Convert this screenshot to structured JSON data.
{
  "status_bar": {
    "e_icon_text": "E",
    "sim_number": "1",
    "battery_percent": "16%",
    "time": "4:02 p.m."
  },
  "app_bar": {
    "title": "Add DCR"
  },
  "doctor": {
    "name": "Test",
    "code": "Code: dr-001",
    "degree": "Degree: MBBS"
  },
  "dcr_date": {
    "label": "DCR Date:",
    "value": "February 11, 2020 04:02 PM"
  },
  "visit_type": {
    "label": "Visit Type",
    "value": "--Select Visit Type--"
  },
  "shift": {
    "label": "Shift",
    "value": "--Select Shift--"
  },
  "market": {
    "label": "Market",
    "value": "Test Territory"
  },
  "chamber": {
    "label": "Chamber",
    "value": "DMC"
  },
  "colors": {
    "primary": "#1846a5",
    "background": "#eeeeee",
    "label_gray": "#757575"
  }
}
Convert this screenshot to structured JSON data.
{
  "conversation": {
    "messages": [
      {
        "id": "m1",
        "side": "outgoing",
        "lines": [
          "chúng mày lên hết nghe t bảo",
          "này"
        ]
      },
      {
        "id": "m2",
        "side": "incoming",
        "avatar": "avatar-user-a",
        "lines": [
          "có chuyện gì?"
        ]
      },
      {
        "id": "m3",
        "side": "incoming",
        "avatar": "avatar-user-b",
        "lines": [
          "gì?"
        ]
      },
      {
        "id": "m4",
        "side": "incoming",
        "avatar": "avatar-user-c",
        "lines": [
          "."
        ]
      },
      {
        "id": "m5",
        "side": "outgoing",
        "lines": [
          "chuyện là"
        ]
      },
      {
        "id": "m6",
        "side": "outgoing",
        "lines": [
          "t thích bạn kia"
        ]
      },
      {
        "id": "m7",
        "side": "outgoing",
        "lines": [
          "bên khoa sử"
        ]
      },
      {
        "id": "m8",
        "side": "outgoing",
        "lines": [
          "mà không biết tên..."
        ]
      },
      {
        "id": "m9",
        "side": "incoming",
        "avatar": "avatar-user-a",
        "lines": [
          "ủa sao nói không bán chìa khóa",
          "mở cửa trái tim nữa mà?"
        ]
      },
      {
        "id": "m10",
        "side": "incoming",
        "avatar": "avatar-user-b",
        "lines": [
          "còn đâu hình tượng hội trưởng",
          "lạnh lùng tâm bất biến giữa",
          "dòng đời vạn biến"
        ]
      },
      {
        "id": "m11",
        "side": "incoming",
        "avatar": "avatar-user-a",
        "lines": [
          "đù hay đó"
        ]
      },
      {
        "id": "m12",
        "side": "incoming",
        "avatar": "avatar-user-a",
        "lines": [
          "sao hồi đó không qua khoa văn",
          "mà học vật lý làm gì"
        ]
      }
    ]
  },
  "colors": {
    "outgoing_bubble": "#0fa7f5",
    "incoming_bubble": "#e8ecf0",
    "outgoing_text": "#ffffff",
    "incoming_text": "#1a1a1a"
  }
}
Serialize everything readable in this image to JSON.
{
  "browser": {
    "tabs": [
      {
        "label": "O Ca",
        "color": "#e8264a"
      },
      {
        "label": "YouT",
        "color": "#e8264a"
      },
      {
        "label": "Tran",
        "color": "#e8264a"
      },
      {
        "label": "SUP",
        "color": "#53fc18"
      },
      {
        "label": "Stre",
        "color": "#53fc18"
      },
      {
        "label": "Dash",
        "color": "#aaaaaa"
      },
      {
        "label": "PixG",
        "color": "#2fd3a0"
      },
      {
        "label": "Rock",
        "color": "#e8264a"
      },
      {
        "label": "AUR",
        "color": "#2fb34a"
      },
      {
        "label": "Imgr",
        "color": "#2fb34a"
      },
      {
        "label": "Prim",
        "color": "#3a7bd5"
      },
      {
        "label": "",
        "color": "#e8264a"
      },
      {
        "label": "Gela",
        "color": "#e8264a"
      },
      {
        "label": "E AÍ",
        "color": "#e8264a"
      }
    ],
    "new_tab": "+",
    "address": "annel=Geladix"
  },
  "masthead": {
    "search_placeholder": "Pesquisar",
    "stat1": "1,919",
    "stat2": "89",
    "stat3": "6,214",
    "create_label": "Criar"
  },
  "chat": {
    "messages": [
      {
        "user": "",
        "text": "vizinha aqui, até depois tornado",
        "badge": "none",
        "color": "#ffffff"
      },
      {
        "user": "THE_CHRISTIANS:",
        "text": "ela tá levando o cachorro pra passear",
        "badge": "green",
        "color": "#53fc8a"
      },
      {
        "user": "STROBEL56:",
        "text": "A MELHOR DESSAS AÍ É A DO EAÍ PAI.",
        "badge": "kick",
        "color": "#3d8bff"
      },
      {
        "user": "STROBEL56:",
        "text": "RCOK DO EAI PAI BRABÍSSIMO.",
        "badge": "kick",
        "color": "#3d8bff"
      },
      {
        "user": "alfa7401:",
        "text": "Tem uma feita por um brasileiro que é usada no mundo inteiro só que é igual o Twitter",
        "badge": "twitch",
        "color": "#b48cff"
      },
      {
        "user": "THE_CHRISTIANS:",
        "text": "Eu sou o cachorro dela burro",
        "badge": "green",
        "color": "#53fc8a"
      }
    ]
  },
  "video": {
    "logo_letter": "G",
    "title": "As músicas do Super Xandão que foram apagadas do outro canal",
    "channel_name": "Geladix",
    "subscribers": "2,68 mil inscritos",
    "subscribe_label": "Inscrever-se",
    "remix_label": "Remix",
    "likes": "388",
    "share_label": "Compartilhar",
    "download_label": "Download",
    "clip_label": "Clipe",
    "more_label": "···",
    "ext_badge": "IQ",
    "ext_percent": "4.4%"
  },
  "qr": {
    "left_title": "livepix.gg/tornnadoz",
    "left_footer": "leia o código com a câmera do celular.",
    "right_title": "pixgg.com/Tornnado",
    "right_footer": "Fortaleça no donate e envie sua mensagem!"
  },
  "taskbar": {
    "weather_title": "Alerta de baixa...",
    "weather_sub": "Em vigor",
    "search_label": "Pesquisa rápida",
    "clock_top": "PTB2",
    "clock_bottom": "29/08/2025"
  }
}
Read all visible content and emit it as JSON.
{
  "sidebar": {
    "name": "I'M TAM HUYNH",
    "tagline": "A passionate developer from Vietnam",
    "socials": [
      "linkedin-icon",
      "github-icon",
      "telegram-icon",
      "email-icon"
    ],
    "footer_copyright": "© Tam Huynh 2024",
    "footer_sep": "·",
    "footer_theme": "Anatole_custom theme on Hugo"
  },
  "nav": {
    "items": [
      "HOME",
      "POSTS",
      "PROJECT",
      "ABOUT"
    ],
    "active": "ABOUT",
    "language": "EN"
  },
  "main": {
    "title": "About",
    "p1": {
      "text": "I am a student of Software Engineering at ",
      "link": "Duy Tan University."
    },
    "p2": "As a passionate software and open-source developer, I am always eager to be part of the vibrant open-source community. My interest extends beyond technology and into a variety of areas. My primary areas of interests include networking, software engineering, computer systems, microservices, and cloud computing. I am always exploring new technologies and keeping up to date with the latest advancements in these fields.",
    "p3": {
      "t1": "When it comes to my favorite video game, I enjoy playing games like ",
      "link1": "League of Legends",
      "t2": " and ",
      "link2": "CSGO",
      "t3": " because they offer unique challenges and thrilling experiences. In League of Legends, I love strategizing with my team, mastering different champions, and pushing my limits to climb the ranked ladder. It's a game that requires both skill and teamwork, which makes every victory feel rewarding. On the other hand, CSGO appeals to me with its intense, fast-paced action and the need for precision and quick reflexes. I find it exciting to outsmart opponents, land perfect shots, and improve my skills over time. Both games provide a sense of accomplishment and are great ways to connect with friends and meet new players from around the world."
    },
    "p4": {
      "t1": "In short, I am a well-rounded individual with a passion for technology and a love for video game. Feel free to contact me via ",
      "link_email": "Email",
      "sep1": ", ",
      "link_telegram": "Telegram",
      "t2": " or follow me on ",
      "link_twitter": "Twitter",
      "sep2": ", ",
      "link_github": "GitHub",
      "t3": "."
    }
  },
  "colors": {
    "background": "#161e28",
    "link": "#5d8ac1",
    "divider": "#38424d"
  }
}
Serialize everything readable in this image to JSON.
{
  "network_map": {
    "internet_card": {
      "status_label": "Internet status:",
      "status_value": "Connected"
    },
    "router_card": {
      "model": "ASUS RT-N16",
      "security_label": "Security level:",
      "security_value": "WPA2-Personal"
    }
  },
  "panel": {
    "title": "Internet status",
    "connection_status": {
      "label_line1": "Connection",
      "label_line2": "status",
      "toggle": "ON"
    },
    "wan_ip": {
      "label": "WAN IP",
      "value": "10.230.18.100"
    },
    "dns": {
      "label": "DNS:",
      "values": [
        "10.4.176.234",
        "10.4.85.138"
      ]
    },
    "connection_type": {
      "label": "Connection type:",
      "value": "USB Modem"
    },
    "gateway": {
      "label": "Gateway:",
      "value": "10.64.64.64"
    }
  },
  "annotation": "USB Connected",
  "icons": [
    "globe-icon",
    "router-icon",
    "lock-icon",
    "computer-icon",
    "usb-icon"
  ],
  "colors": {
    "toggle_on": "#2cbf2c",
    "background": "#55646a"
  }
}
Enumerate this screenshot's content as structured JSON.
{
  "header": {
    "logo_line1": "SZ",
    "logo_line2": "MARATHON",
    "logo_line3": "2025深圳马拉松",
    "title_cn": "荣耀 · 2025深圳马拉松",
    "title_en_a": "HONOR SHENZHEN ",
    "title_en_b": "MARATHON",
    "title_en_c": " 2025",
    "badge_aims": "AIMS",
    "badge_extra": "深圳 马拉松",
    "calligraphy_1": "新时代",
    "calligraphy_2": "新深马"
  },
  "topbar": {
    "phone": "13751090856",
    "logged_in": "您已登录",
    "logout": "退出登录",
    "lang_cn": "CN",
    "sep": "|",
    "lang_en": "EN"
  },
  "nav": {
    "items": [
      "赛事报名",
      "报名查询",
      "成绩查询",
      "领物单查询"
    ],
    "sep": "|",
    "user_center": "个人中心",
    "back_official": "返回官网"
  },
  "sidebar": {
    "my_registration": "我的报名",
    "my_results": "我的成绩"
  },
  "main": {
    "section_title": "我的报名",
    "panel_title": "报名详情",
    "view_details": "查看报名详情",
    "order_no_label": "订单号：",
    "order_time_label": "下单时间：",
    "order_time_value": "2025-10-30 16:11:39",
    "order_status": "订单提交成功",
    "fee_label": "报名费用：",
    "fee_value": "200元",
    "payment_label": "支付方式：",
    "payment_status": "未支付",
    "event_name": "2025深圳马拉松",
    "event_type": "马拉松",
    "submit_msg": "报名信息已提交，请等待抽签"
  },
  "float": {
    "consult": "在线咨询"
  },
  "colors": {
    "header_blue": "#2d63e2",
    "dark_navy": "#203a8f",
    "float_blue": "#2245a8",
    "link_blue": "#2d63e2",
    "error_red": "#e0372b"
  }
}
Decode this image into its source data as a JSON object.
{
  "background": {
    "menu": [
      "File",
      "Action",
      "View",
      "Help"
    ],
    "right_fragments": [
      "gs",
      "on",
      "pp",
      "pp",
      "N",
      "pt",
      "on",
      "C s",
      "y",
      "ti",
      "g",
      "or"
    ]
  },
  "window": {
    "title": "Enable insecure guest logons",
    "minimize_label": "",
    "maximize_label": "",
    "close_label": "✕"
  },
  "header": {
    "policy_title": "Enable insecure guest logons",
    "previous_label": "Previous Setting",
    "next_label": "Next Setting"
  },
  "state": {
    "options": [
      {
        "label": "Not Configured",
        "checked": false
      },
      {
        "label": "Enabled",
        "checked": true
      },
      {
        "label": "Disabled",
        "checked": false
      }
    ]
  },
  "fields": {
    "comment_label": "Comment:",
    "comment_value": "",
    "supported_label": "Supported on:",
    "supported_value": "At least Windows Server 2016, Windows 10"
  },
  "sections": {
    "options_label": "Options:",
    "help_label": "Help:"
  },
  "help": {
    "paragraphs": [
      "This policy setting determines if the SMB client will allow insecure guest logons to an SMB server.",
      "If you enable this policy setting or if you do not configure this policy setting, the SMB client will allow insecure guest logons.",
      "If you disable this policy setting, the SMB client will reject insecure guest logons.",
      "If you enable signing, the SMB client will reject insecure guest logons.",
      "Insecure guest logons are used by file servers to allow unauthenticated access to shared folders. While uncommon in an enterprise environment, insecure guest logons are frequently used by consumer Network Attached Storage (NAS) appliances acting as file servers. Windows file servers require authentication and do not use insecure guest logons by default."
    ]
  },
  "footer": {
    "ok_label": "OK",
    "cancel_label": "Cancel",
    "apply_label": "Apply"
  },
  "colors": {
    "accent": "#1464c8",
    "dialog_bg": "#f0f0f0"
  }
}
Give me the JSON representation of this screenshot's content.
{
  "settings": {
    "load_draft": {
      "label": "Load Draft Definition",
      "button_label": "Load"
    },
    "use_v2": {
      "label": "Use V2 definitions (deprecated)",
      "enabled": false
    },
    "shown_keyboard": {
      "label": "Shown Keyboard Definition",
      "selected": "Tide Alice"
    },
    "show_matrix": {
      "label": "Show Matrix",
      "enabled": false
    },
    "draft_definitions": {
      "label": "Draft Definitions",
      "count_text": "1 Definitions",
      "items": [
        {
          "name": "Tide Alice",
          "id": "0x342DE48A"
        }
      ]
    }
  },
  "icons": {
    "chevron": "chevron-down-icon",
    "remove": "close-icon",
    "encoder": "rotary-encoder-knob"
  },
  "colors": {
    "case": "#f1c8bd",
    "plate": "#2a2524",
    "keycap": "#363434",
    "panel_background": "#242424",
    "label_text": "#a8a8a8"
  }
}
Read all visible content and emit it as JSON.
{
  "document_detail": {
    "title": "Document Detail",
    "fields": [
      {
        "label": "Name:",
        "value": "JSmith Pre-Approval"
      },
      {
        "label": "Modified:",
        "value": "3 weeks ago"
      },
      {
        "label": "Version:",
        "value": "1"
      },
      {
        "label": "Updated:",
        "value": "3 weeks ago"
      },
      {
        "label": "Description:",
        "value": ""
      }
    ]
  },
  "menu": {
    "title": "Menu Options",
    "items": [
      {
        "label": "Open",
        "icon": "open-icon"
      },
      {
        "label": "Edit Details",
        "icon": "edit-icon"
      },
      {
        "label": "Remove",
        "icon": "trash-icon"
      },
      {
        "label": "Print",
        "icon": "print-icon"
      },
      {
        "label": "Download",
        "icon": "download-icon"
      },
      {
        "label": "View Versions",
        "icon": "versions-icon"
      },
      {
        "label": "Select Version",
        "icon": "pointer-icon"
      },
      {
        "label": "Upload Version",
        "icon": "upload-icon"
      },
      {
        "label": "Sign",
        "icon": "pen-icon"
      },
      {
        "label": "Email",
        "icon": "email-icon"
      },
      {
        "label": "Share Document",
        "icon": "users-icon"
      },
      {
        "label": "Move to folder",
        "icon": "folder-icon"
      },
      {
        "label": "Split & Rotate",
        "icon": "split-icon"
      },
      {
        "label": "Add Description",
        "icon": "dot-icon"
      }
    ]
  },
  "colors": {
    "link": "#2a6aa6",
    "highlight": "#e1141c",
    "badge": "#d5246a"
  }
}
● ● ● ● ●
Task details> Find the lines containing "insecure" and pull them out.

Solution>
    "title": "Enable insecure guest logons",
    "policy_title": "Enable insecure guest logons",
      "This policy setting determines if the SMB client will allow insecure guest logons to an SMB server.",
      "If you enable this policy setting or if you do not configure this policy setting, the SMB client will allow insecure guest logons.",
      "If you disable this policy setting, the SMB client will reject insecure guest logons.",
      "If you enable signing, the SMB client will reject insecure guest logons.",
      "Insecure guest logons are used by file servers to allow unauthenticated access to shared folders. While uncommon in an enterprise environment, insecure guest logons are frequently used by consumer Network Attached Storage (NAS) appliances acting as file servers. Windows file servers require authentication and do not use insecure guest logons by default."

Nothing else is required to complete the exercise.